• **SET TASK**
Scan the data below. Pull out each line where "land" occurs.

• **DATASET ROWS**

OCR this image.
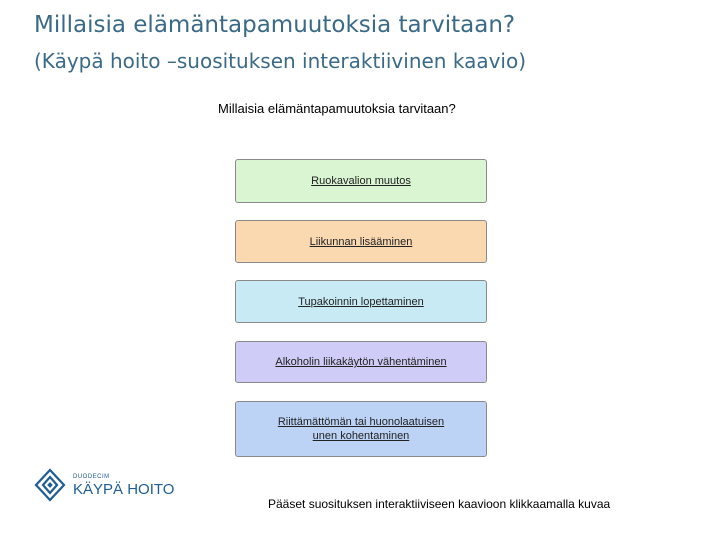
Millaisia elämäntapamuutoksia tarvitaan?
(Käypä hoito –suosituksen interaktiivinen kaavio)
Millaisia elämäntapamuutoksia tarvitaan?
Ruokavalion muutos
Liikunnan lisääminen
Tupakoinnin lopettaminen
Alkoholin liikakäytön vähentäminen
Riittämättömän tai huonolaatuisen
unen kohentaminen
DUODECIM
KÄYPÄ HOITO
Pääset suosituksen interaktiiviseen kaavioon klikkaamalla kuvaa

--

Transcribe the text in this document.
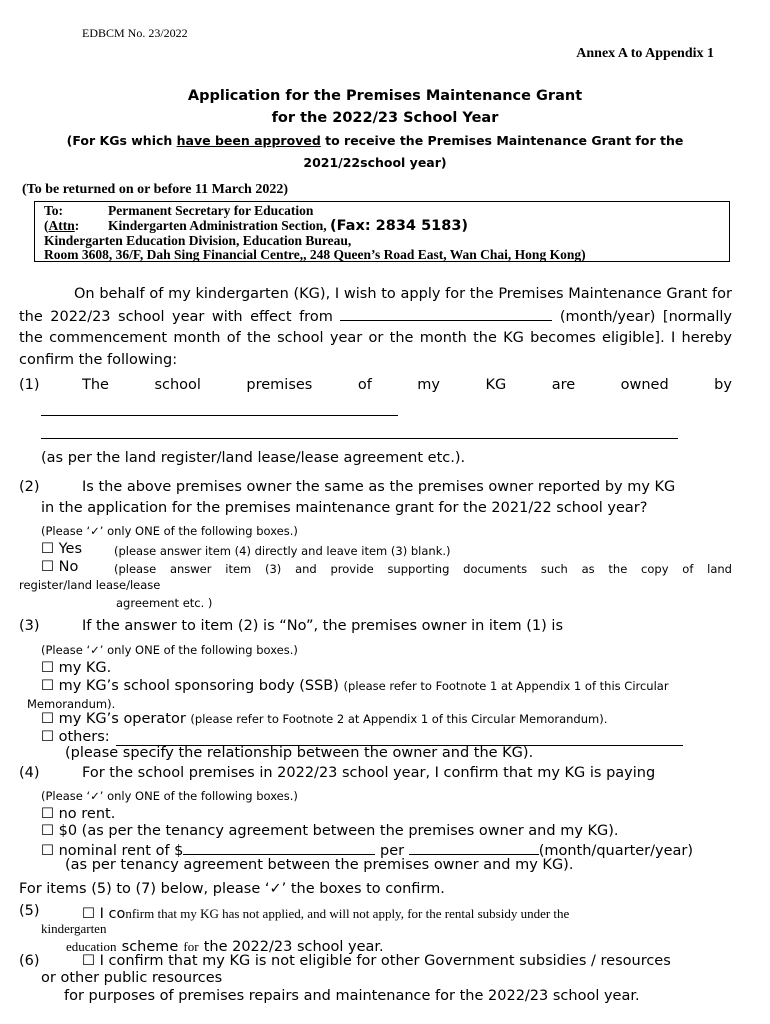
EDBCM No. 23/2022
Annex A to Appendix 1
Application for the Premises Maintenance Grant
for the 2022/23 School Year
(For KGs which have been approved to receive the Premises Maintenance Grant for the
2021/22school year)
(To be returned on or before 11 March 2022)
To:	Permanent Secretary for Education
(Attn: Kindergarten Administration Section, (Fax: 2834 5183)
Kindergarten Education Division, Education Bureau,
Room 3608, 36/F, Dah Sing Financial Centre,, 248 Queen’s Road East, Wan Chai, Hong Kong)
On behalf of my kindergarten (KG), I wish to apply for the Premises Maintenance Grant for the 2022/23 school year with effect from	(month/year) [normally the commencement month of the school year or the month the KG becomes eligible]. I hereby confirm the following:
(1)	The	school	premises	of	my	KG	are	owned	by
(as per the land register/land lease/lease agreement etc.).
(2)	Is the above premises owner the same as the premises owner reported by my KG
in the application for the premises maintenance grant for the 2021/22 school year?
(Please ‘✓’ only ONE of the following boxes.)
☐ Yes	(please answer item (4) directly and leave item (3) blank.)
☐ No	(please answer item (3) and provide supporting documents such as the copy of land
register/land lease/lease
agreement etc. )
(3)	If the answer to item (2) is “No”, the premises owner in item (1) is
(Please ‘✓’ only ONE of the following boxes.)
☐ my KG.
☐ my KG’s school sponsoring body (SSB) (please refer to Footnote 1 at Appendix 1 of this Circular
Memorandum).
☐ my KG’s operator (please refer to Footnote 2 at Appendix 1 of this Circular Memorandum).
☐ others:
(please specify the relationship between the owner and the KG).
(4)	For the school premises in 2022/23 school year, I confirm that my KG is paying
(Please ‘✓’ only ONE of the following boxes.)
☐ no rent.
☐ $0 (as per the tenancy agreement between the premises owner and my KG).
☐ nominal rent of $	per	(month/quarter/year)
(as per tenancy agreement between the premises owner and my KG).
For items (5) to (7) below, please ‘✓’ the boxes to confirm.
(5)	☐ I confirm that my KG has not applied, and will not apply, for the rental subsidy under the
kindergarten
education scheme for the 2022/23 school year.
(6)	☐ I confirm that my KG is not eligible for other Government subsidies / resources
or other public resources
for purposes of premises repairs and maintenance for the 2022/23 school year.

• **SOLUTION TO THIS TASK**
(as per the land register/land lease/lease agreement etc.).
☐ No	(please answer item (3) and provide supporting documents such as the copy of land
register/land lease/lease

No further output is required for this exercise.